### WHAT TO DO
Pull every line containing "intestine" from the entries.

### EXTRACTED DATA
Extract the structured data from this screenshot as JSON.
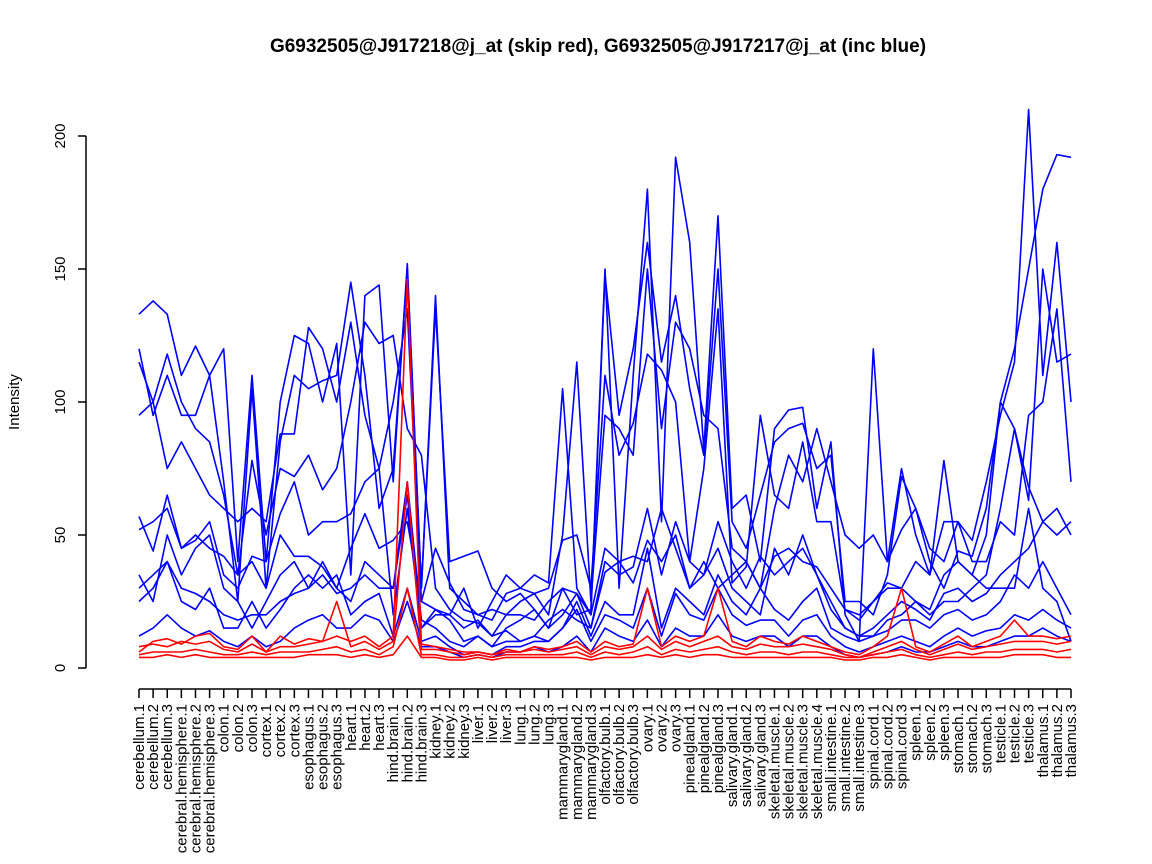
{
  "chart_data": {
    "type": "line",
    "title": "G6932505@J917218@j_at (skip red), G6932505@J917217@j_at (inc blue)",
    "xlabel": "",
    "ylabel": "Intensity",
    "ylim": [
      0,
      200
    ],
    "yticks": [
      0,
      50,
      100,
      150,
      200
    ],
    "grid": false,
    "legend": "none",
    "colors": {
      "skip": "#ff0000",
      "inc": "#0000ff"
    },
    "categories": [
      "cerebellum.1",
      "cerebellum.2",
      "cerebellum.3",
      "cerebral.hemisphere.1",
      "cerebral.hemisphere.2",
      "cerebral.hemisphere.3",
      "colon.1",
      "colon.2",
      "colon.3",
      "cortex.1",
      "cortex.2",
      "cortex.3",
      "esophagus.1",
      "esophagus.2",
      "esophagus.3",
      "heart.1",
      "heart.2",
      "heart.3",
      "hind.brain.1",
      "hind.brain.2",
      "hind.brain.3",
      "kidney.1",
      "kidney.2",
      "kidney.3",
      "liver.1",
      "liver.2",
      "liver.3",
      "lung.1",
      "lung.2",
      "lung.3",
      "mammarygland.1",
      "mammarygland.2",
      "mammarygland.3",
      "olfactory.bulb.1",
      "olfactory.bulb.2",
      "olfactory.bulb.3",
      "ovary.1",
      "ovary.2",
      "ovary.3",
      "pinealgland.1",
      "pinealgland.2",
      "pinealgland.3",
      "salivary.gland.1",
      "salivary.gland.2",
      "salivary.gland.3",
      "skeletal.muscle.1",
      "skeletal.muscle.2",
      "skeletal.muscle.3",
      "skeletal.muscle.4",
      "small.intestine.1",
      "small.intestine.2",
      "small.intestine.3",
      "spinal.cord.1",
      "spinal.cord.2",
      "spinal.cord.3",
      "spleen.1",
      "spleen.2",
      "spleen.3",
      "stomach.1",
      "stomach.2",
      "stomach.3",
      "testicle.1",
      "testicle.2",
      "testicle.3",
      "thalamus.1",
      "thalamus.2",
      "thalamus.3"
    ],
    "series": [
      {
        "group": "inc",
        "values": [
          133,
          138,
          133,
          110,
          121,
          110,
          120,
          40,
          110,
          40,
          100,
          125,
          122,
          100,
          122,
          35,
          140,
          144,
          70,
          152,
          30,
          135,
          40,
          42,
          44,
          30,
          25,
          28,
          22,
          15,
          30,
          20,
          22,
          150,
          30,
          110,
          180,
          55,
          192,
          160,
          82,
          170,
          60,
          65,
          40,
          90,
          97,
          98,
          60,
          85,
          20,
          10,
          120,
          40,
          52,
          60,
          40,
          30,
          44,
          42,
          60,
          100,
          120,
          150,
          180,
          193,
          192
        ]
      },
      {
        "group": "inc",
        "values": [
          120,
          95,
          110,
          95,
          95,
          110,
          70,
          25,
          105,
          30,
          85,
          110,
          105,
          108,
          110,
          145,
          110,
          60,
          75,
          150,
          30,
          140,
          30,
          25,
          20,
          18,
          28,
          30,
          35,
          32,
          105,
          30,
          20,
          148,
          95,
          120,
          160,
          115,
          140,
          105,
          80,
          150,
          55,
          45,
          65,
          85,
          90,
          92,
          75,
          80,
          25,
          25,
          20,
          35,
          72,
          60,
          45,
          40,
          55,
          48,
          70,
          95,
          115,
          210,
          110,
          160,
          100
        ]
      },
      {
        "group": "inc",
        "values": [
          95,
          100,
          118,
          100,
          90,
          85,
          65,
          35,
          78,
          50,
          75,
          72,
          80,
          67,
          75,
          100,
          130,
          122,
          125,
          90,
          80,
          30,
          22,
          18,
          17,
          12,
          20,
          25,
          28,
          20,
          50,
          115,
          25,
          95,
          90,
          80,
          150,
          90,
          130,
          120,
          95,
          90,
          45,
          40,
          30,
          60,
          80,
          70,
          90,
          70,
          50,
          45,
          50,
          40,
          75,
          50,
          35,
          78,
          40,
          35,
          50,
          100,
          90,
          63,
          150,
          115,
          118
        ]
      },
      {
        "group": "inc",
        "values": [
          115,
          100,
          75,
          85,
          75,
          65,
          60,
          55,
          60,
          55,
          88,
          88,
          128,
          120,
          100,
          130,
          95,
          75,
          100,
          135,
          25,
          22,
          20,
          30,
          15,
          25,
          35,
          30,
          28,
          30,
          48,
          50,
          30,
          110,
          80,
          92,
          118,
          112,
          100,
          40,
          75,
          135,
          32,
          38,
          95,
          65,
          60,
          85,
          55,
          55,
          22,
          18,
          25,
          30,
          30,
          40,
          35,
          55,
          55,
          40,
          40,
          55,
          50,
          95,
          100,
          135,
          70
        ]
      },
      {
        "group": "inc",
        "values": [
          52,
          55,
          60,
          45,
          50,
          45,
          42,
          35,
          40,
          30,
          50,
          42,
          42,
          38,
          30,
          45,
          58,
          45,
          48,
          55,
          25,
          45,
          32,
          22,
          20,
          22,
          20,
          20,
          18,
          25,
          30,
          28,
          20,
          45,
          40,
          42,
          40,
          60,
          45,
          30,
          40,
          30,
          35,
          40,
          30,
          42,
          45,
          40,
          38,
          30,
          22,
          20,
          25,
          32,
          30,
          25,
          20,
          25,
          25,
          30,
          35,
          60,
          90,
          68,
          55,
          50,
          55
        ]
      },
      {
        "group": "inc",
        "values": [
          57,
          44,
          65,
          45,
          48,
          55,
          35,
          30,
          42,
          40,
          58,
          70,
          50,
          55,
          55,
          58,
          70,
          75,
          20,
          60,
          15,
          20,
          20,
          15,
          18,
          12,
          14,
          10,
          12,
          18,
          22,
          18,
          15,
          36,
          40,
          32,
          48,
          40,
          50,
          30,
          35,
          45,
          30,
          25,
          20,
          45,
          35,
          50,
          35,
          22,
          15,
          12,
          12,
          18,
          20,
          25,
          22,
          35,
          40,
          35,
          30,
          30,
          30,
          60,
          30,
          25,
          10
        ]
      },
      {
        "group": "inc",
        "values": [
          25,
          30,
          40,
          30,
          28,
          25,
          20,
          18,
          20,
          20,
          25,
          28,
          30,
          35,
          28,
          30,
          35,
          30,
          30,
          70,
          18,
          15,
          10,
          8,
          12,
          8,
          10,
          10,
          12,
          10,
          15,
          25,
          12,
          25,
          20,
          20,
          45,
          15,
          30,
          25,
          20,
          35,
          25,
          20,
          30,
          22,
          18,
          25,
          30,
          15,
          12,
          10,
          12,
          14,
          18,
          18,
          15,
          20,
          22,
          18,
          20,
          25,
          35,
          30,
          40,
          30,
          20
        ]
      },
      {
        "group": "inc",
        "values": [
          30,
          35,
          40,
          25,
          22,
          30,
          15,
          15,
          25,
          15,
          22,
          30,
          35,
          30,
          35,
          20,
          25,
          28,
          12,
          30,
          10,
          12,
          8,
          5,
          6,
          5,
          8,
          8,
          10,
          10,
          15,
          22,
          10,
          20,
          18,
          15,
          30,
          12,
          28,
          20,
          18,
          30,
          20,
          16,
          18,
          18,
          12,
          18,
          20,
          12,
          8,
          6,
          8,
          10,
          12,
          10,
          8,
          12,
          15,
          12,
          14,
          15,
          20,
          18,
          22,
          18,
          15
        ]
      },
      {
        "group": "inc",
        "values": [
          12,
          15,
          20,
          15,
          12,
          14,
          10,
          8,
          12,
          8,
          10,
          15,
          18,
          20,
          15,
          15,
          20,
          18,
          10,
          25,
          8,
          8,
          6,
          4,
          5,
          4,
          6,
          6,
          8,
          6,
          8,
          12,
          6,
          15,
          12,
          10,
          18,
          8,
          15,
          12,
          12,
          20,
          12,
          10,
          12,
          12,
          8,
          12,
          12,
          8,
          5,
          4,
          5,
          6,
          8,
          6,
          6,
          8,
          10,
          8,
          8,
          10,
          12,
          12,
          15,
          12,
          10
        ]
      },
      {
        "group": "inc",
        "values": [
          35,
          25,
          50,
          35,
          45,
          50,
          30,
          25,
          15,
          25,
          35,
          40,
          30,
          40,
          30,
          25,
          40,
          35,
          30,
          65,
          15,
          22,
          18,
          10,
          12,
          8,
          15,
          18,
          22,
          15,
          20,
          28,
          15,
          40,
          35,
          38,
          60,
          35,
          55,
          40,
          35,
          55,
          40,
          30,
          42,
          35,
          40,
          45,
          35,
          25,
          15,
          12,
          15,
          20,
          25,
          22,
          18,
          28,
          30,
          25,
          28,
          35,
          40,
          45,
          55,
          60,
          50
        ]
      },
      {
        "group": "skip",
        "values": [
          6,
          10,
          11,
          9,
          12,
          13,
          8,
          7,
          12,
          6,
          12,
          9,
          11,
          10,
          12,
          10,
          12,
          8,
          12,
          146,
          9,
          8,
          7,
          6,
          6,
          5,
          7,
          6,
          8,
          7,
          8,
          10,
          6,
          10,
          8,
          9,
          30,
          8,
          12,
          10,
          12,
          30,
          10,
          8,
          12,
          10,
          9,
          12,
          10,
          8,
          6,
          5,
          8,
          12,
          30,
          8,
          6,
          9,
          12,
          8,
          10,
          12,
          18,
          12,
          12,
          11,
          12
        ]
      },
      {
        "group": "skip",
        "values": [
          8,
          9,
          8,
          10,
          9,
          10,
          7,
          6,
          9,
          6,
          8,
          8,
          9,
          10,
          25,
          8,
          10,
          7,
          10,
          70,
          7,
          7,
          6,
          5,
          6,
          5,
          6,
          6,
          7,
          6,
          7,
          8,
          5,
          8,
          7,
          8,
          12,
          7,
          10,
          8,
          10,
          12,
          8,
          7,
          9,
          8,
          8,
          9,
          8,
          7,
          5,
          4,
          6,
          8,
          10,
          7,
          5,
          7,
          9,
          7,
          8,
          9,
          10,
          10,
          10,
          9,
          10
        ]
      },
      {
        "group": "skip",
        "values": [
          5,
          6,
          6,
          6,
          7,
          6,
          5,
          5,
          6,
          5,
          6,
          6,
          6,
          7,
          8,
          6,
          7,
          5,
          8,
          30,
          5,
          5,
          4,
          4,
          5,
          4,
          5,
          5,
          5,
          5,
          5,
          6,
          4,
          6,
          5,
          6,
          8,
          5,
          7,
          6,
          7,
          8,
          6,
          5,
          6,
          6,
          5,
          6,
          6,
          5,
          4,
          4,
          5,
          6,
          7,
          5,
          4,
          5,
          6,
          5,
          6,
          6,
          7,
          7,
          7,
          6,
          7
        ]
      },
      {
        "group": "skip",
        "values": [
          4,
          4,
          5,
          4,
          5,
          4,
          4,
          4,
          4,
          4,
          4,
          4,
          5,
          5,
          5,
          4,
          5,
          4,
          5,
          12,
          4,
          4,
          3,
          3,
          4,
          3,
          4,
          4,
          4,
          4,
          4,
          4,
          3,
          4,
          4,
          4,
          5,
          4,
          5,
          4,
          5,
          5,
          4,
          4,
          4,
          4,
          4,
          4,
          4,
          4,
          3,
          3,
          4,
          4,
          5,
          4,
          3,
          4,
          4,
          4,
          4,
          4,
          5,
          5,
          5,
          4,
          4
        ]
      }
    ]
  }
}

### CORRECT OUTPUT
      "small.intestine.1",
      "small.intestine.2",
      "small.intestine.3",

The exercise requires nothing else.